[START OF TASK MATERIAL]

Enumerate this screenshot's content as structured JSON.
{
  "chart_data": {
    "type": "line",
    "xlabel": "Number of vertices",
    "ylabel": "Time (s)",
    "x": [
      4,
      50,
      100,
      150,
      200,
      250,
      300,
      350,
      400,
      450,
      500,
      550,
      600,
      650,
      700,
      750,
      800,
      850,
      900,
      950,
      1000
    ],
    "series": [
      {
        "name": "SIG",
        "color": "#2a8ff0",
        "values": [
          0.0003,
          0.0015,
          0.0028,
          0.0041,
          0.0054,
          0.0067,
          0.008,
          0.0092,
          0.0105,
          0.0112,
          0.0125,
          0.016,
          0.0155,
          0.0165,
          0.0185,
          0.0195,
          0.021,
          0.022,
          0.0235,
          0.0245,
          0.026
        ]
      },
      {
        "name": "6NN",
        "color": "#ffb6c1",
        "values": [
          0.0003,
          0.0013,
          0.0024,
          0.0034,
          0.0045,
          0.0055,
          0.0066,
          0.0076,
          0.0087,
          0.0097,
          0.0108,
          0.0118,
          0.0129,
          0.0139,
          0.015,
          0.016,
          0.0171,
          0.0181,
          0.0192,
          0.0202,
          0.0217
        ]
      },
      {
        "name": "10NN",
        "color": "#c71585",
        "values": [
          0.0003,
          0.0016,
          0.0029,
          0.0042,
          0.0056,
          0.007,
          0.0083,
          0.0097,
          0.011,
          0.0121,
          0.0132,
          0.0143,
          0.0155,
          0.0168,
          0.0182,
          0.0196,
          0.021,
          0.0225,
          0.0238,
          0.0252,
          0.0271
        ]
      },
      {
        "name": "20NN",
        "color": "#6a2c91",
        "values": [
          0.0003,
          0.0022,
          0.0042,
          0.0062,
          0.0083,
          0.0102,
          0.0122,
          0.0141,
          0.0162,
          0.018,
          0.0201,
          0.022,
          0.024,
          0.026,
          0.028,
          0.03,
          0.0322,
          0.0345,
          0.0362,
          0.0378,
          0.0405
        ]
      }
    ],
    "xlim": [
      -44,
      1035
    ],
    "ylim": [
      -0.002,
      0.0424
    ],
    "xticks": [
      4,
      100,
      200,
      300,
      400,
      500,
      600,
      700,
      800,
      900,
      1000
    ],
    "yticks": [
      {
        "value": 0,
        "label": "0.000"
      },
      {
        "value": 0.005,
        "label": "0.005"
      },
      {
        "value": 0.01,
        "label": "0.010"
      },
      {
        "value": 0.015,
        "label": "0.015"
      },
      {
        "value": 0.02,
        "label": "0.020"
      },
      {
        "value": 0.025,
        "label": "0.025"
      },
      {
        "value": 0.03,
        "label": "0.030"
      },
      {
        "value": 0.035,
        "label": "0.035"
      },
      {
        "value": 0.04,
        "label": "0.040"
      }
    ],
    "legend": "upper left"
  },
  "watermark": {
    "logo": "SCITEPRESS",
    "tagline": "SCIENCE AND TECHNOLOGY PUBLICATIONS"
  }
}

[END OF TASK MATERIAL]

— WHAT THE TASK REQUIRES —
Using the records above, copy each line that contains "color".

— FINAL ANSWER —
        "color": "#2a8ff0",
        "color": "#ffb6c1",
        "color": "#c71585",
        "color": "#6a2c91",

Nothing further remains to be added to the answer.